[begin DATA SUPPLIED]

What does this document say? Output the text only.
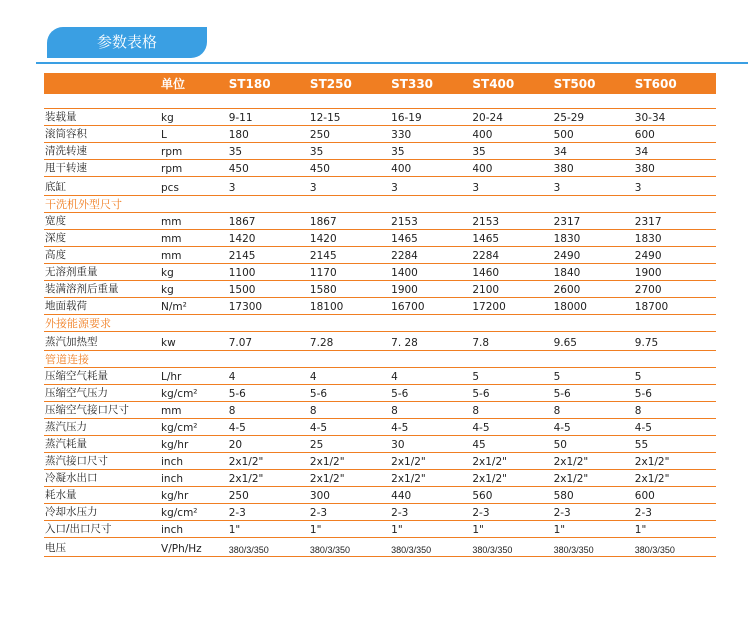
参数表格
单位	ST180	ST250	ST330	ST400	ST500	ST600
装载量	kg	9-11	12-15	16-19	20-24	25-29	30-34
滚筒容积	L	180	250	330	400	500	600
清洗转速	rpm	35	35	35	35	34	34
甩干转速	rpm	450	450	400	400	380	380
底缸	pcs	3	3	3	3	3	3
干洗机外型尺寸
宽度	mm	1867	1867	2153	2153	2317	2317
深度	mm	1420	1420	1465	1465	1830	1830
高度	mm	2145	2145	2284	2284	2490	2490
无溶剂重量	kg	1100	1170	1400	1460	1840	1900
装满溶剂后重量	kg	1500	1580	1900	2100	2600	2700
地面载荷	N/m²	17300	18100	16700	17200	18000	18700
外接能源要求
蒸汽加热型	kw	7.07	7.28	7. 28	7.8	9.65	9.75
管道连接
压缩空气耗量	L/hr	4	4	4	5	5	5
压缩空气压力	kg/cm²	5-6	5-6	5-6	5-6	5-6	5-6
压缩空气接口尺寸	mm	8	8	8	8	8	8
蒸汽压力	kg/cm²	4-5	4-5	4-5	4-5	4-5	4-5
蒸汽耗量	kg/hr	20	25	30	45	50	55
蒸汽接口尺寸	inch	2x1/2"	2x1/2"	2x1/2"	2x1/2"	2x1/2"	2x1/2"
冷凝水出口	inch	2x1/2"	2x1/2"	2x1/2"	2x1/2"	2x1/2"	2x1/2"
耗水量	kg/hr	250	300	440	560	580	600
冷却水压力	kg/cm²	2-3	2-3	2-3	2-3	2-3	2-3
入口/出口尺寸	inch	1"	1"	1"	1"	1"	1"
电压	V/Ph/Hz	380/3/350	380/3/350	380/3/350	380/3/350	380/3/350	380/3/350
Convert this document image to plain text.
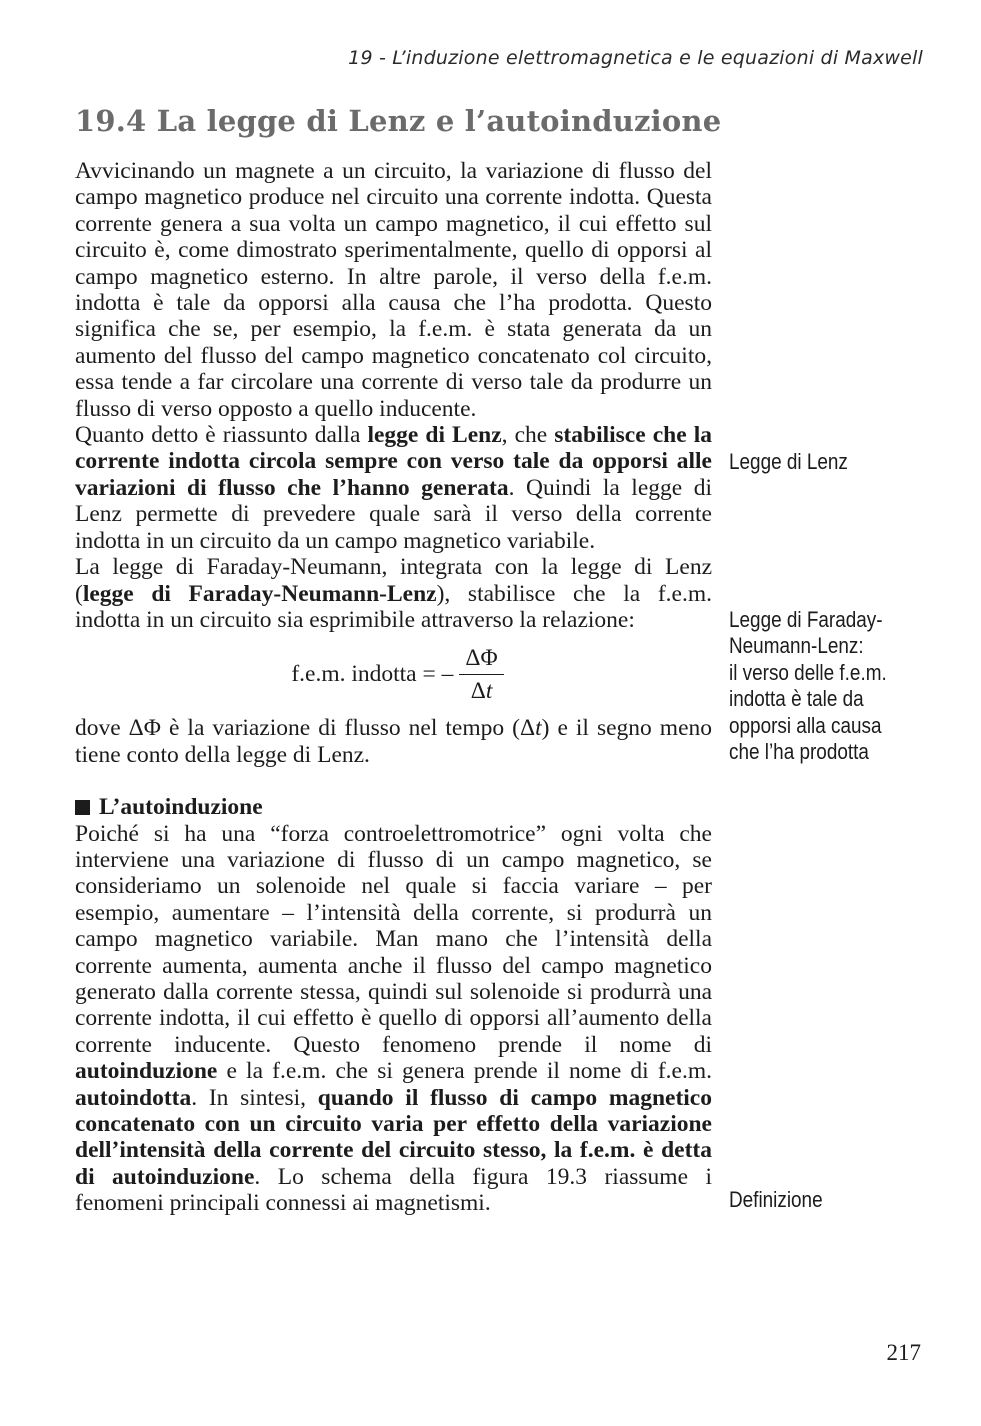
19 - L’induzione elettromagnetica e le equazioni di Maxwell
19.4 La legge di Lenz e l’autoinduzione

Avvicinando un magnete a un circuito, la variazione di flusso del campo magnetico produce nel circuito una corrente indotta. Questa corrente genera a sua volta un campo magnetico, il cui effetto sul circuito è, come dimostrato sperimentalmente, quello di opporsi al campo magnetico esterno. In altre parole, il verso della f.e.m. indotta è tale da opporsi alla causa che l’ha prodotta. Questo significa che se, per esempio, la f.e.m. è stata generata da un aumento del flusso del campo magnetico concatenato col circuito, essa tende a far circolare una corrente di verso tale da produrre un flusso di verso opposto a quello inducente.

Quanto detto è riassunto dalla legge di Lenz, che stabilisce che la corrente indotta circola sempre con verso tale da opporsi alle variazioni di flusso che l’hanno generata. Quindi la legge di Lenz permette di prevedere quale sarà il verso della corrente indotta in un circuito da un campo magnetico variabile.

La legge di Faraday-Neumann, integrata con la legge di Lenz (legge di Faraday-Neumann-Lenz), stabilisce che la f.e.m. indotta in un circuito sia esprimibile attraverso la relazione:

f.e.m. indotta = – $\frac{\Delta\Phi}{\Delta t}$

dove ΔΦ è la variazione di flusso nel tempo (Δt) e il segno meno tiene conto della legge di Lenz.

L’autoinduzione

Poiché si ha una “forza controelettromotrice” ogni volta che interviene una variazione di flusso di un campo magnetico, se consideriamo un solenoide nel quale si faccia variare – per esempio, aumentare – l’intensità della corrente, si produrrà un campo magnetico variabile. Man mano che l’intensità della corrente aumenta, aumenta anche il flusso del campo magnetico generato dalla corrente stessa, quindi sul solenoide si produrrà una corrente indotta, il cui effetto è quello di opporsi all’aumento della corrente inducente. Questo fenomeno prende il nome di autoinduzione e la f.e.m. che si genera prende il nome di f.e.m. autoindotta. In sintesi, quando il flusso di campo magnetico concatenato con un circuito varia per effetto della variazione dell’intensità della corrente del circuito stesso, la f.e.m. è detta di autoinduzione. Lo schema della figura 19.3 riassume i fenomeni principali connessi ai magnetismi.

Legge di Lenz
Legge di Faraday-
Neumann-Lenz:
il verso delle f.e.m.
indotta è tale da
opporsi alla causa
che l’ha prodotta
Definizione
217
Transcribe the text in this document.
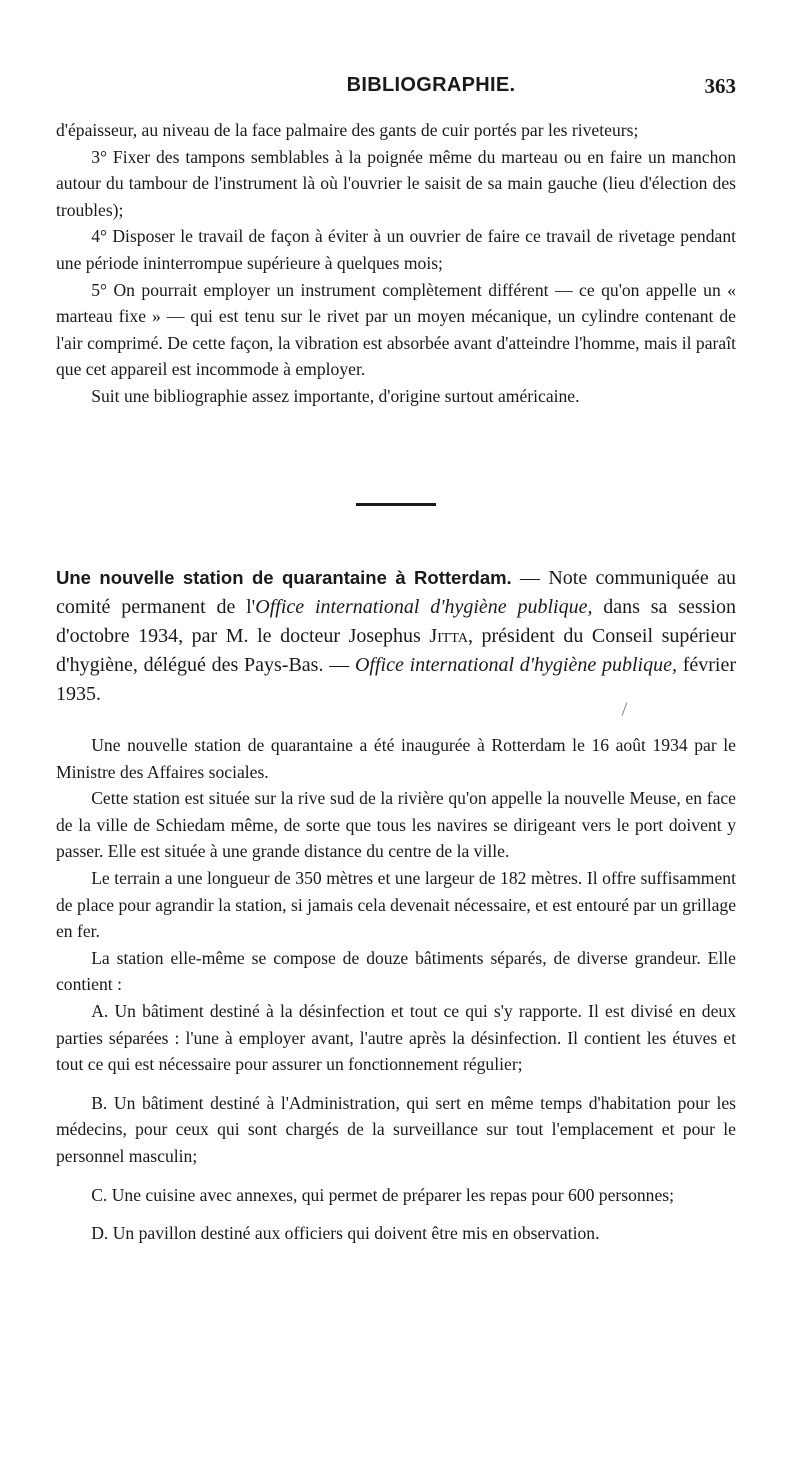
BIBLIOGRAPHIE.	363

d'épaisseur, au niveau de la face palmaire des gants de cuir portés par les riveteurs;

3° Fixer des tampons semblables à la poignée même du marteau ou en faire un manchon autour du tambour de l'instrument là où l'ouvrier le saisit de sa main gauche (lieu d'élection des troubles);

4° Disposer le travail de façon à éviter à un ouvrier de faire ce travail de rivetage pendant une période ininterrompue supérieure à quelques mois;

5° On pourrait employer un instrument complètement différent — ce qu'on appelle un « marteau fixe » — qui est tenu sur le rivet par un moyen mécanique, un cylindre contenant de l'air comprimé. De cette façon, la vibration est absorbée avant d'atteindre l'homme, mais il paraît que cet appareil est incommode à employer.

Suit une bibliographie assez importante, d'origine surtout américaine.

Une nouvelle station de quarantaine à Rotterdam. — Note communiquée au comité permanent de l'Office international d'hygiène publique, dans sa session d'octobre 1934, par M. le docteur Josephus Jitta, président du Conseil supérieur d'hygiène, délégué des Pays-Bas. — Office international d'hygiène publique, février 1935.

Une nouvelle station de quarantaine a été inaugurée à Rotterdam le 16 août 1934 par le Ministre des Affaires sociales.

Cette station est située sur la rive sud de la rivière qu'on appelle la nouvelle Meuse, en face de la ville de Schiedam même, de sorte que tous les navires se dirigeant vers le port doivent y passer. Elle est située à une grande distance du centre de la ville.

Le terrain a une longueur de 350 mètres et une largeur de 182 mètres. Il offre suffisamment de place pour agrandir la station, si jamais cela devenait nécessaire, et est entouré par un grillage en fer.

La station elle-même se compose de douze bâtiments séparés, de diverse grandeur. Elle contient :

A. Un bâtiment destiné à la désinfection et tout ce qui s'y rapporte. Il est divisé en deux parties séparées : l'une à employer avant, l'autre après la désinfection. Il contient les étuves et tout ce qui est nécessaire pour assurer un fonctionnement régulier;

B. Un bâtiment destiné à l'Administration, qui sert en même temps d'habitation pour les médecins, pour ceux qui sont chargés de la surveillance sur tout l'emplacement et pour le personnel masculin;

C. Une cuisine avec annexes, qui permet de préparer les repas pour 600 personnes;

D. Un pavillon destiné aux officiers qui doivent être mis en observation.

[end DATA SUPPLIED]

= YOUR OBJECTIVE =
Find the count of lines in the data above where the string "même" occurs. Provide that number alone.

= ANSWER FOR THIS EXERCISE =
4